Raw data:
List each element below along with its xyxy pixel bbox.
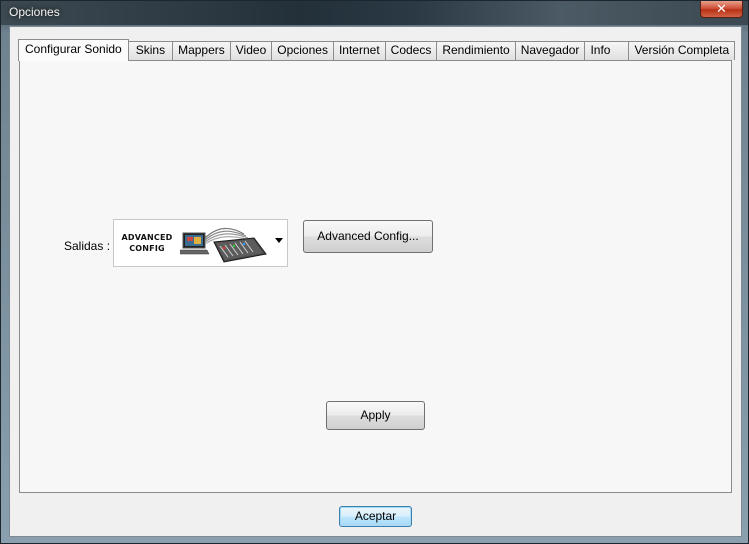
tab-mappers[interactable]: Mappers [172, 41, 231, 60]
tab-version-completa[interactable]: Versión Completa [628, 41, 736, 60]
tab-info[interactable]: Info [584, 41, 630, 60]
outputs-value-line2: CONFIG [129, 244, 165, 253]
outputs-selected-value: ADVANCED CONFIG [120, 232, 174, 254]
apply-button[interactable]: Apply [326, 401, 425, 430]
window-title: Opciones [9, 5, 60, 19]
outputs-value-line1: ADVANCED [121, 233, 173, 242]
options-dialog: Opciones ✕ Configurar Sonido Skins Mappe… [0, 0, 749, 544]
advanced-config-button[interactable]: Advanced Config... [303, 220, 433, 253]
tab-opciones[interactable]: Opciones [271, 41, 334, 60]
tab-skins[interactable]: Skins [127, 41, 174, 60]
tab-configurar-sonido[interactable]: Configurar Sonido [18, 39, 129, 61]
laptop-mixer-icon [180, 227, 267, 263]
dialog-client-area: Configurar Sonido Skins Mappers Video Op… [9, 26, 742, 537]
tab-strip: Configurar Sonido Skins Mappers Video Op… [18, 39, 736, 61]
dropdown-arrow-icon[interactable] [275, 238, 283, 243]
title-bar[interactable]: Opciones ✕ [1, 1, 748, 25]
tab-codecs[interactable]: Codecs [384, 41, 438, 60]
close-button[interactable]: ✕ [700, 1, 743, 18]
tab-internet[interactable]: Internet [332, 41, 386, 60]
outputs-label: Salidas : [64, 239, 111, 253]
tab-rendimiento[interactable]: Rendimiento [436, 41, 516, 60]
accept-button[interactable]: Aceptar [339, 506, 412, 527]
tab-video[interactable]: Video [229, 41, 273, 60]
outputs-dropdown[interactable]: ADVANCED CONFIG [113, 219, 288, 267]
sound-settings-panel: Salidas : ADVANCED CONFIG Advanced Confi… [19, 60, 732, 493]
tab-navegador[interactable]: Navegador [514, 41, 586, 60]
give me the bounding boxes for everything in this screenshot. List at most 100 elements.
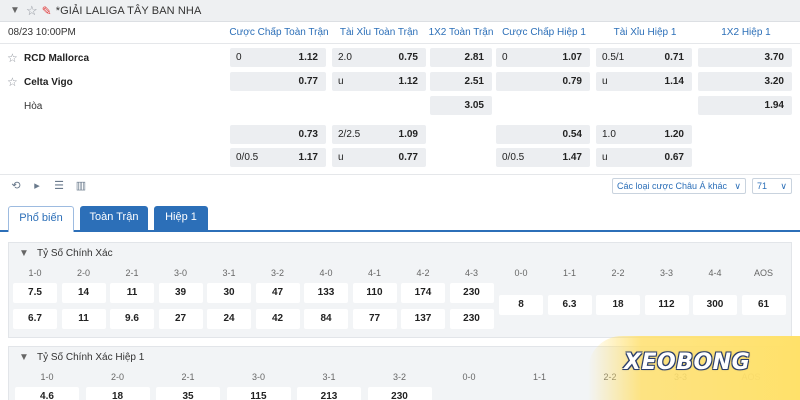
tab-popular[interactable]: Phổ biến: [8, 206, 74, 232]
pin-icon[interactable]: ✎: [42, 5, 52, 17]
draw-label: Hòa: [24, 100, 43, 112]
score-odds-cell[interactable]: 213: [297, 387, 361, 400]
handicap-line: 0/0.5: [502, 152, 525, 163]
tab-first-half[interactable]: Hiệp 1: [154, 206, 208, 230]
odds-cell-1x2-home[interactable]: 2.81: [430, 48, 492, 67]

Instructions to follow:
Copy every line of the records above word for word, leaving out the pictures.

Solved problem:
List each element below along with its xyxy pixel bbox.
tab-mappers[interactable]: Mappers [172, 41, 231, 60]
tab-version-completa[interactable]: Versión Completa [628, 41, 736, 60]
tab-info[interactable]: Info [584, 41, 630, 60]
outputs-value-line2: CONFIG [129, 244, 165, 253]
outputs-selected-value: ADVANCED CONFIG [120, 232, 174, 254]
apply-button[interactable]: Apply [326, 401, 425, 430]
window-title: Opciones [9, 5, 60, 19]
outputs-value-line1: ADVANCED [121, 233, 173, 242]
options-dialog: Opciones ✕ Configurar Sonido Skins Mappe… [0, 0, 749, 544]
advanced-config-button[interactable]: Advanced Config... [303, 220, 433, 253]
tab-opciones[interactable]: Opciones [271, 41, 334, 60]
tab-skins[interactable]: Skins [127, 41, 174, 60]
tab-configurar-sonido[interactable]: Configurar Sonido [18, 39, 129, 61]
laptop-mixer-icon [180, 227, 267, 263]
dialog-client-area: Configurar Sonido Skins Mappers Video Op… [9, 26, 742, 537]
tab-strip: Configurar Sonido Skins Mappers Video Op… [18, 39, 736, 61]
dropdown-arrow-icon[interactable] [275, 238, 283, 243]
title-bar[interactable]: Opciones ✕ [1, 1, 748, 25]
tab-codecs[interactable]: Codecs [384, 41, 438, 60]
close-button[interactable]: ✕ [700, 1, 743, 18]
tab-internet[interactable]: Internet [332, 41, 386, 60]
outputs-label: Salidas : [64, 239, 111, 253]
tab-rendimiento[interactable]: Rendimiento [436, 41, 516, 60]
accept-button[interactable]: Aceptar [339, 506, 412, 527]
tab-video[interactable]: Video [229, 41, 273, 60]
outputs-dropdown[interactable]: ADVANCED CONFIG [113, 219, 288, 267]
sound-settings-panel: Salidas : ADVANCED CONFIG Advanced Confi… [19, 60, 732, 493]
tab-navegador[interactable]: Navegador [514, 41, 586, 60]
give me the bounding boxes for everything in this screenshot. List at most 100 elements.
tab-popular[interactable]: Phổ biến: [8, 206, 74, 232]
pin-icon[interactable]: ✎: [42, 5, 52, 17]
draw-label: Hòa: [24, 100, 43, 112]
score-odds-cell[interactable]: 213: [297, 387, 361, 400]
handicap-line: 0/0.5: [502, 152, 525, 163]
tab-first-half[interactable]: Hiệp 1: [154, 206, 208, 230]
odds-cell-1x2-home[interactable]: 2.81: [430, 48, 492, 67]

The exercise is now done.